Short problem -> Reproduce the listing below without changes, except that pictures are left out.

Data rows ->
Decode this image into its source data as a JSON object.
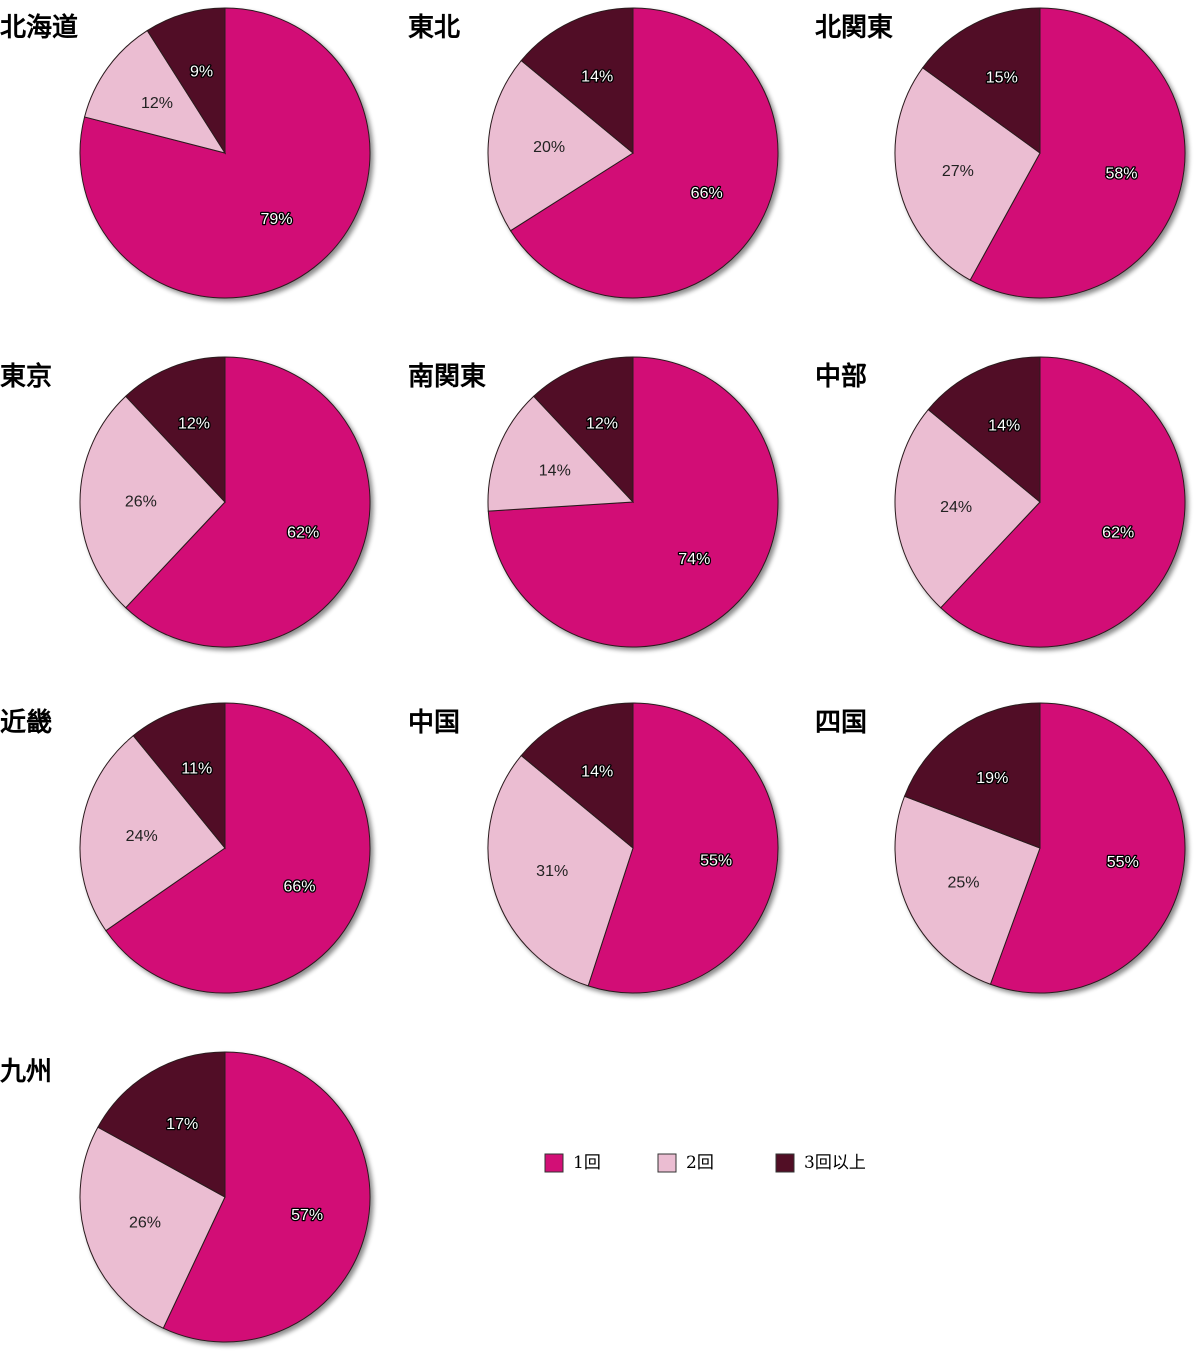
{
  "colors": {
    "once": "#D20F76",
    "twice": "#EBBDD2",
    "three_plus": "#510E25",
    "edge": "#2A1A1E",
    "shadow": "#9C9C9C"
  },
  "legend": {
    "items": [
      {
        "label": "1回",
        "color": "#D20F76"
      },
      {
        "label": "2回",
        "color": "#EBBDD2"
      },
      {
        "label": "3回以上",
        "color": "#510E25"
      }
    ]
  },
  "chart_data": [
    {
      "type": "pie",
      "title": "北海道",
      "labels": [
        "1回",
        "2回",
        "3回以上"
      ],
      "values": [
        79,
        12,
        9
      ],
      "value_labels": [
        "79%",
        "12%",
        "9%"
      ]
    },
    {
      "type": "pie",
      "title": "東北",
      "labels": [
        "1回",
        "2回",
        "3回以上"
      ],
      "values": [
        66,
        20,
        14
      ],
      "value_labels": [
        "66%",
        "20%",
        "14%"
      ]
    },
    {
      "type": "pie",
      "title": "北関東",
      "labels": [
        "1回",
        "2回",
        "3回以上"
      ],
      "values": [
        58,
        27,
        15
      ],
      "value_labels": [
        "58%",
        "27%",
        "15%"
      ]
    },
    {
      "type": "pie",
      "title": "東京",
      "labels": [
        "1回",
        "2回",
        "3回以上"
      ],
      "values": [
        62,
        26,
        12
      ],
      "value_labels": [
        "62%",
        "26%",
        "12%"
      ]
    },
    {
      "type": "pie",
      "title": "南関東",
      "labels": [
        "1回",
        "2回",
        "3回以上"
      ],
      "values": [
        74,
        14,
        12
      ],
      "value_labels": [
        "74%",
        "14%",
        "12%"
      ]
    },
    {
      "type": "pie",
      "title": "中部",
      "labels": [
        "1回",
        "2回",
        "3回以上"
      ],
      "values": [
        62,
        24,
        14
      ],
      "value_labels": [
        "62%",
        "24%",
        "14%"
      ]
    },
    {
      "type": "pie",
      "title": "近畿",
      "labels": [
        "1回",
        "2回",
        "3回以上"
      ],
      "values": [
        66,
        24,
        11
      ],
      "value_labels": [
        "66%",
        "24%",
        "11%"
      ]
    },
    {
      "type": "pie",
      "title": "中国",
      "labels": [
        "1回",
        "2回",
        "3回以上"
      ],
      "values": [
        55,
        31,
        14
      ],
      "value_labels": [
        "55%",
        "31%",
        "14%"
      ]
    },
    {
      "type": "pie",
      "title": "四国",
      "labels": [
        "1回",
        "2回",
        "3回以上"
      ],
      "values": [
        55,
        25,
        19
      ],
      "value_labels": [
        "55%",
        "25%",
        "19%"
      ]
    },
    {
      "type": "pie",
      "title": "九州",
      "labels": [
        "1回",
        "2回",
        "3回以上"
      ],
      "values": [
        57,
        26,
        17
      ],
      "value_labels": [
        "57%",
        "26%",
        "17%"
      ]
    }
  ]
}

Full output ->
Decode this image into its source data as a JSON object.
{
  "colors": {
    "once": "#D20F76",
    "twice": "#EBBDD2",
    "three_plus": "#510E25",
    "edge": "#2A1A1E",
    "shadow": "#9C9C9C"
  },
  "legend": {
    "items": [
      {
        "label": "1回",
        "color": "#D20F76"
      },
      {
        "label": "2回",
        "color": "#EBBDD2"
      },
      {
        "label": "3回以上",
        "color": "#510E25"
      }
    ]
  },
  "chart_data": [
    {
      "type": "pie",
      "title": "北海道",
      "labels": [
        "1回",
        "2回",
        "3回以上"
      ],
      "values": [
        79,
        12,
        9
      ],
      "value_labels": [
        "79%",
        "12%",
        "9%"
      ]
    },
    {
      "type": "pie",
      "title": "東北",
      "labels": [
        "1回",
        "2回",
        "3回以上"
      ],
      "values": [
        66,
        20,
        14
      ],
      "value_labels": [
        "66%",
        "20%",
        "14%"
      ]
    },
    {
      "type": "pie",
      "title": "北関東",
      "labels": [
        "1回",
        "2回",
        "3回以上"
      ],
      "values": [
        58,
        27,
        15
      ],
      "value_labels": [
        "58%",
        "27%",
        "15%"
      ]
    },
    {
      "type": "pie",
      "title": "東京",
      "labels": [
        "1回",
        "2回",
        "3回以上"
      ],
      "values": [
        62,
        26,
        12
      ],
      "value_labels": [
        "62%",
        "26%",
        "12%"
      ]
    },
    {
      "type": "pie",
      "title": "南関東",
      "labels": [
        "1回",
        "2回",
        "3回以上"
      ],
      "values": [
        74,
        14,
        12
      ],
      "value_labels": [
        "74%",
        "14%",
        "12%"
      ]
    },
    {
      "type": "pie",
      "title": "中部",
      "labels": [
        "1回",
        "2回",
        "3回以上"
      ],
      "values": [
        62,
        24,
        14
      ],
      "value_labels": [
        "62%",
        "24%",
        "14%"
      ]
    },
    {
      "type": "pie",
      "title": "近畿",
      "labels": [
        "1回",
        "2回",
        "3回以上"
      ],
      "values": [
        66,
        24,
        11
      ],
      "value_labels": [
        "66%",
        "24%",
        "11%"
      ]
    },
    {
      "type": "pie",
      "title": "中国",
      "labels": [
        "1回",
        "2回",
        "3回以上"
      ],
      "values": [
        55,
        31,
        14
      ],
      "value_labels": [
        "55%",
        "31%",
        "14%"
      ]
    },
    {
      "type": "pie",
      "title": "四国",
      "labels": [
        "1回",
        "2回",
        "3回以上"
      ],
      "values": [
        55,
        25,
        19
      ],
      "value_labels": [
        "55%",
        "25%",
        "19%"
      ]
    },
    {
      "type": "pie",
      "title": "九州",
      "labels": [
        "1回",
        "2回",
        "3回以上"
      ],
      "values": [
        57,
        26,
        17
      ],
      "value_labels": [
        "57%",
        "26%",
        "17%"
      ]
    }
  ]
}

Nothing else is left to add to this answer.